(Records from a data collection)

_ _ _ _ _ _ _

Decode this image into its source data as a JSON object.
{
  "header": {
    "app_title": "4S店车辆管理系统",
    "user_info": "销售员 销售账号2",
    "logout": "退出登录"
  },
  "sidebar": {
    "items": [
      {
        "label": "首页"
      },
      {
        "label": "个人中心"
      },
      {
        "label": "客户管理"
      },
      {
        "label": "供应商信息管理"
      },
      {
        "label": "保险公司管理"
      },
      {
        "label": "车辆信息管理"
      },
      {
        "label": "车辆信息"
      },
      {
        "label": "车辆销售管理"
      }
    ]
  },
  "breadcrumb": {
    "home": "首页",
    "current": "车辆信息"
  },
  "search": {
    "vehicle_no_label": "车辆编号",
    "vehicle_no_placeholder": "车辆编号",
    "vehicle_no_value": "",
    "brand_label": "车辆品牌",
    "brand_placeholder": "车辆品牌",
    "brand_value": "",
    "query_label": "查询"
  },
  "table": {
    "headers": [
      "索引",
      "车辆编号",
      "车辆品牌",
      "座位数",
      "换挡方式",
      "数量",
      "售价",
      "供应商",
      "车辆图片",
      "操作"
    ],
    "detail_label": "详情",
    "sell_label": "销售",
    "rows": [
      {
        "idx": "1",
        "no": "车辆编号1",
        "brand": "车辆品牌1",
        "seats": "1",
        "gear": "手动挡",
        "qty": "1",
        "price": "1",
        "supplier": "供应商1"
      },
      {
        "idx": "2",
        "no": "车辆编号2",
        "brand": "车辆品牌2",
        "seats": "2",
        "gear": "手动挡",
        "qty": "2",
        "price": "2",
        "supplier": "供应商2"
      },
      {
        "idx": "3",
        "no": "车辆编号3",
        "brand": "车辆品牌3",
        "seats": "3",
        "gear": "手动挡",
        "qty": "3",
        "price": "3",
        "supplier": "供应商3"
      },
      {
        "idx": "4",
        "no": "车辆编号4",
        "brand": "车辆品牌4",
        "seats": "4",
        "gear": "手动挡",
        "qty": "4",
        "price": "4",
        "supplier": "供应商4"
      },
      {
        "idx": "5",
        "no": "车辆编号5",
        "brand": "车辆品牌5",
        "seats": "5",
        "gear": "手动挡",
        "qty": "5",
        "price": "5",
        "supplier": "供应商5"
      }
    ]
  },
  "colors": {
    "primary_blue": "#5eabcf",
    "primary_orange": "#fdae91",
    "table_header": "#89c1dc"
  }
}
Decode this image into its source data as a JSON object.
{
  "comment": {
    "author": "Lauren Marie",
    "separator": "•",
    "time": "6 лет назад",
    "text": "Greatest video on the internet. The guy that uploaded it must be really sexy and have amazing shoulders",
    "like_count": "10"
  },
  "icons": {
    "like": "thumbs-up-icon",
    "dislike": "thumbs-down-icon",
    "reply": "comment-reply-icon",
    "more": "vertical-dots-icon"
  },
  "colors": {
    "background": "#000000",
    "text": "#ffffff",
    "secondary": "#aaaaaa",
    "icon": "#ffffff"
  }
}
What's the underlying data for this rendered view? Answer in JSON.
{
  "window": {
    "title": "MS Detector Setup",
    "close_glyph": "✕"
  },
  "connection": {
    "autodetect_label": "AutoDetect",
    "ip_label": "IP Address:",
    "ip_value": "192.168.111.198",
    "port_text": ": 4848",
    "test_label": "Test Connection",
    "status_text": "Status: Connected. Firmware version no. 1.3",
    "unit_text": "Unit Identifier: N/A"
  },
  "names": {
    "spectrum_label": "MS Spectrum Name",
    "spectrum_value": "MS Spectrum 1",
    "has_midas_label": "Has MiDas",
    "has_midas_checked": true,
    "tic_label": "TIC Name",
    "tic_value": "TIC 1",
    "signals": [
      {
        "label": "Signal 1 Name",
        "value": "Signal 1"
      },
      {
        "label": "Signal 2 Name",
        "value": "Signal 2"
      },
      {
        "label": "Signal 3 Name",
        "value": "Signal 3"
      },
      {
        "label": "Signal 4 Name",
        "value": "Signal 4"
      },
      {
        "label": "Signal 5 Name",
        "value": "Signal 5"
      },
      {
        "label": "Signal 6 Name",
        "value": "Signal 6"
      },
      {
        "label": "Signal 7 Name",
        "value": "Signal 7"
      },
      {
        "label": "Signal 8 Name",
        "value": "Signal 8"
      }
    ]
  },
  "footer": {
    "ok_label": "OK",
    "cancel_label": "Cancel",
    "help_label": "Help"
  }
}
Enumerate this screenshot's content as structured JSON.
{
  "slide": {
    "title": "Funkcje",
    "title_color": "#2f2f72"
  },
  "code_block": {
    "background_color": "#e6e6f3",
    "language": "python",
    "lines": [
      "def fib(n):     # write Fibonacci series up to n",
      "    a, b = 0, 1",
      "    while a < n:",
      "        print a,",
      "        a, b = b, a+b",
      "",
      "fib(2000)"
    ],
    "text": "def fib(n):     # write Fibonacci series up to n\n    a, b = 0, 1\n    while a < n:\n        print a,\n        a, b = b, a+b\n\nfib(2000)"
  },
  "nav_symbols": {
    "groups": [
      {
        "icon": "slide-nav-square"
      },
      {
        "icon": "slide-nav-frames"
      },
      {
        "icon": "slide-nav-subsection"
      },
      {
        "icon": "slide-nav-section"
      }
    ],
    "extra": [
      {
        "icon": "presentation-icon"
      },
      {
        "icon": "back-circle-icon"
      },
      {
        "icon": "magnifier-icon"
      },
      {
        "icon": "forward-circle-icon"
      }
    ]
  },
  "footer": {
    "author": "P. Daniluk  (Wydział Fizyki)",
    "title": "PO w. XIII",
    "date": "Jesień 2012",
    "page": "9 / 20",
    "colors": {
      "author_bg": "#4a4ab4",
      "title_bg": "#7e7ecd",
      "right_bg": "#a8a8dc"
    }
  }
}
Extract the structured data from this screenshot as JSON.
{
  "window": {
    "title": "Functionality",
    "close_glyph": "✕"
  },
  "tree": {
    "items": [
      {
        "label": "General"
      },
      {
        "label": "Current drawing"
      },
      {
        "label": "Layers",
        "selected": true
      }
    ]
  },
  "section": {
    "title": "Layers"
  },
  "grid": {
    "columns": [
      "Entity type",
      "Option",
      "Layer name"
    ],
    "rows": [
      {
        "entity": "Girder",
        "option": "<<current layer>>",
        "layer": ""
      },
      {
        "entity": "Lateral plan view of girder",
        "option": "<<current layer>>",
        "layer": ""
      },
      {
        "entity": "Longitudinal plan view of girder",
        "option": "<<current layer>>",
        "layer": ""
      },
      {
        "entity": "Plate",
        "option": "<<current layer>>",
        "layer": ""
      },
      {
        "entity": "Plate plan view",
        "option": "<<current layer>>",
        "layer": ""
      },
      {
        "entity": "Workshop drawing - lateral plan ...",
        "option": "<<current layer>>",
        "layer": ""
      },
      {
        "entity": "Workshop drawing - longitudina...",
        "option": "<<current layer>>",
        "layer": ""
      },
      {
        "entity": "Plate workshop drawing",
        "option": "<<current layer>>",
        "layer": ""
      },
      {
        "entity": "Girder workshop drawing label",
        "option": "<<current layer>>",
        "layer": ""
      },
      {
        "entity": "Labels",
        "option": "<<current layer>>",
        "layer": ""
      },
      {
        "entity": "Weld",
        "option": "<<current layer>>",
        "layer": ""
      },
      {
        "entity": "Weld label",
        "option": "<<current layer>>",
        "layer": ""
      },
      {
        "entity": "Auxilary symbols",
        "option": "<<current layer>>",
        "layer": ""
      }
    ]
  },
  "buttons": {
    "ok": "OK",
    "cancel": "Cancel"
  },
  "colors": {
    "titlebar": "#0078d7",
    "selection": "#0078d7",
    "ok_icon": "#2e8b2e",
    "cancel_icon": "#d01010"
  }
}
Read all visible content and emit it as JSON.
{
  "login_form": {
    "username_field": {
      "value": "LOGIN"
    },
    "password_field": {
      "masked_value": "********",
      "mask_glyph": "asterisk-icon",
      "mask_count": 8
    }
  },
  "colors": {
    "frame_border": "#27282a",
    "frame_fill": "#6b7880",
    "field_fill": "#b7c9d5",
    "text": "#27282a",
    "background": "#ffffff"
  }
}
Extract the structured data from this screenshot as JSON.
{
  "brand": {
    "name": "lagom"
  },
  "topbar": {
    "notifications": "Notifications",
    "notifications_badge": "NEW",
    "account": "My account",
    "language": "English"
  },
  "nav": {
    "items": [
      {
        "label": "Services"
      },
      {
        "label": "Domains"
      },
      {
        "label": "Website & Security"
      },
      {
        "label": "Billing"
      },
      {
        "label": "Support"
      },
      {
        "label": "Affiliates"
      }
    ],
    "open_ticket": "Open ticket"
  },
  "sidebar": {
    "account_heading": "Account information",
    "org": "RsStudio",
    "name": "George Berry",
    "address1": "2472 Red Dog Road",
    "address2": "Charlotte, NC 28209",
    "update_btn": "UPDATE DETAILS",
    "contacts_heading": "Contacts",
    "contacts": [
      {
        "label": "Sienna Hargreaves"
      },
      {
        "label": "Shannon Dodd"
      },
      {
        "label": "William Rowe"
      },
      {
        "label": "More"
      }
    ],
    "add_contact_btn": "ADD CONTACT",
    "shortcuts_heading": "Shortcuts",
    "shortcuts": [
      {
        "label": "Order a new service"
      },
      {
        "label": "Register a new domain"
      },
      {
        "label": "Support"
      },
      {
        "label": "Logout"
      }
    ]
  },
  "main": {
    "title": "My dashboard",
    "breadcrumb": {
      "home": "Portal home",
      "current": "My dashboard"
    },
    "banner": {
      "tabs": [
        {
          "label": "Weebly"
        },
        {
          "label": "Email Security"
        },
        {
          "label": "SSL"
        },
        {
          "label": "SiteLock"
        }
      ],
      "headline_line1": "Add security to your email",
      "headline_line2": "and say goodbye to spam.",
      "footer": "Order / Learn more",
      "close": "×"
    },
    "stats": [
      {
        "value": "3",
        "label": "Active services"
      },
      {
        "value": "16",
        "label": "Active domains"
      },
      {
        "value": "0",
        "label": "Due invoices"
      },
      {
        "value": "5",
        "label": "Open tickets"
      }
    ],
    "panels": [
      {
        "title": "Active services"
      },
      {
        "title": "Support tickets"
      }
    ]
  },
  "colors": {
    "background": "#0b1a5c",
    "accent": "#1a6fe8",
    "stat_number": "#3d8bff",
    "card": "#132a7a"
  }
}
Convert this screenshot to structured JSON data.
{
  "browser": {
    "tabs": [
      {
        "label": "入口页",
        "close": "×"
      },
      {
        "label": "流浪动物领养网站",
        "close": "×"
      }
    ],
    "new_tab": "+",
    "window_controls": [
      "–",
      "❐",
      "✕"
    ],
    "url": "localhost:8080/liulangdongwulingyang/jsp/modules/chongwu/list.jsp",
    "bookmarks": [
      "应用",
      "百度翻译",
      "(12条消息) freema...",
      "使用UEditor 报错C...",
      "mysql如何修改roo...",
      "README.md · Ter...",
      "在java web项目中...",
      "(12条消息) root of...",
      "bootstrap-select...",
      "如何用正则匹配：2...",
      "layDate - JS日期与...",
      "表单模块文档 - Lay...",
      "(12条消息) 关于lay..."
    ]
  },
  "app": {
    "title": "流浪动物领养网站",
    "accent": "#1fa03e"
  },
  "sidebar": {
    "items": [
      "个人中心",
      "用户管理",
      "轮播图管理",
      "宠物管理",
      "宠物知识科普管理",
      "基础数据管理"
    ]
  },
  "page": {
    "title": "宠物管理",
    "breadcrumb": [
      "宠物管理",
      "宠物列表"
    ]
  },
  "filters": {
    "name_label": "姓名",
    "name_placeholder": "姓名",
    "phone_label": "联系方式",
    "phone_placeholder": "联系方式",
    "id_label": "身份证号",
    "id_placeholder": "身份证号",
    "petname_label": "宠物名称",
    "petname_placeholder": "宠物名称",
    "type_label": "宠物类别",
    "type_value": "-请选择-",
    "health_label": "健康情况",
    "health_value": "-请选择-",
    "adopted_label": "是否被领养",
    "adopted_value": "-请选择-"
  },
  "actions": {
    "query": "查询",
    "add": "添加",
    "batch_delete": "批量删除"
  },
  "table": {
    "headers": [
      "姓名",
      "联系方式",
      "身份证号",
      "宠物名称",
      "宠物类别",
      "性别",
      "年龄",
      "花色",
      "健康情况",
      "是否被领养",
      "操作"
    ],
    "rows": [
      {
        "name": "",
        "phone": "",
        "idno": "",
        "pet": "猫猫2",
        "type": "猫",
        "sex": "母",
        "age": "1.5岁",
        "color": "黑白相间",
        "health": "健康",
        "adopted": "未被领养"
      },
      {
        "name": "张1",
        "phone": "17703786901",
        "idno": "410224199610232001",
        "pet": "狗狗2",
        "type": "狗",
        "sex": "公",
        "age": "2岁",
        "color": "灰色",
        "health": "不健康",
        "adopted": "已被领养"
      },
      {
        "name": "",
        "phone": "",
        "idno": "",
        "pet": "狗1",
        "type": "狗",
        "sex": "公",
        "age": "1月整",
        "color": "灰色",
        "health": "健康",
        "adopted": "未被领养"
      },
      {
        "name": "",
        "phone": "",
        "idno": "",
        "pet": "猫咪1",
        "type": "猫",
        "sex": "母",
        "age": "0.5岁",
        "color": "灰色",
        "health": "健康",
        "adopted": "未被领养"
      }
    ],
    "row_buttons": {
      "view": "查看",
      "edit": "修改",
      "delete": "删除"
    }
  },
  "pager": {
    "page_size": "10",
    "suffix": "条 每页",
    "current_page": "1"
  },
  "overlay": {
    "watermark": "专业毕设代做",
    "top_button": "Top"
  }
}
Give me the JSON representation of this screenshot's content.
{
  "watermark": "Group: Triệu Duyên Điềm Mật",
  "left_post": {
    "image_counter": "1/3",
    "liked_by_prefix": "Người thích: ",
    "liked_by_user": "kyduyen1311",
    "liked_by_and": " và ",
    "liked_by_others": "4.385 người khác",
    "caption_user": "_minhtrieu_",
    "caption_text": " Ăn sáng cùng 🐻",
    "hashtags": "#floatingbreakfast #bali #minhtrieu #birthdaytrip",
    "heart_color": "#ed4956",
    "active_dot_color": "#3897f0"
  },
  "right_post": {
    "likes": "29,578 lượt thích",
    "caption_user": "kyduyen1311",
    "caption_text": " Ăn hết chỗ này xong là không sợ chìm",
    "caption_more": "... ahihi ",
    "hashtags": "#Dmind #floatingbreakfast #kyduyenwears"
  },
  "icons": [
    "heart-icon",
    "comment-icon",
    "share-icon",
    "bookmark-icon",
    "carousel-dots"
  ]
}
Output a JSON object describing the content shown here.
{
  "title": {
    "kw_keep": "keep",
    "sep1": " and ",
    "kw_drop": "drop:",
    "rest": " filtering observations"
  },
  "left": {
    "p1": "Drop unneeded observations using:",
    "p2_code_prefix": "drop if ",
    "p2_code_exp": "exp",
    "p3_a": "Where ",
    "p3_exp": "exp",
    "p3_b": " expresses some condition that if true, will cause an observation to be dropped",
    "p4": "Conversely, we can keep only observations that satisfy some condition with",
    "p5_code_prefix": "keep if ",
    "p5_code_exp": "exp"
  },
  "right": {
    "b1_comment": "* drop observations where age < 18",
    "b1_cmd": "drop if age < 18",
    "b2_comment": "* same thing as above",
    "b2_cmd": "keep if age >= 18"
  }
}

_ _ _ _ _ _ _

**Your instructions**
Starting with the line that contains "Output a JSON", repeat each line through the last one exactly as it appears. Include both ends and nothing more.

**Answer to this exercise**
Output a JSON object describing the content shown here.
{
  "title": {
    "kw_keep": "keep",
    "sep1": " and ",
    "kw_drop": "drop:",
    "rest": " filtering observations"
  },
  "left": {
    "p1": "Drop unneeded observations using:",
    "p2_code_prefix": "drop if ",
    "p2_code_exp": "exp",
    "p3_a": "Where ",
    "p3_exp": "exp",
    "p3_b": " expresses some condition that if true, will cause an observation to be dropped",
    "p4": "Conversely, we can keep only observations that satisfy some condition with",
    "p5_code_prefix": "keep if ",
    "p5_code_exp": "exp"
  },
  "right": {
    "b1_comment": "* drop observations where age < 18",
    "b1_cmd": "drop if age < 18",
    "b2_comment": "* same thing as above",
    "b2_cmd": "keep if age >= 18"
  }
}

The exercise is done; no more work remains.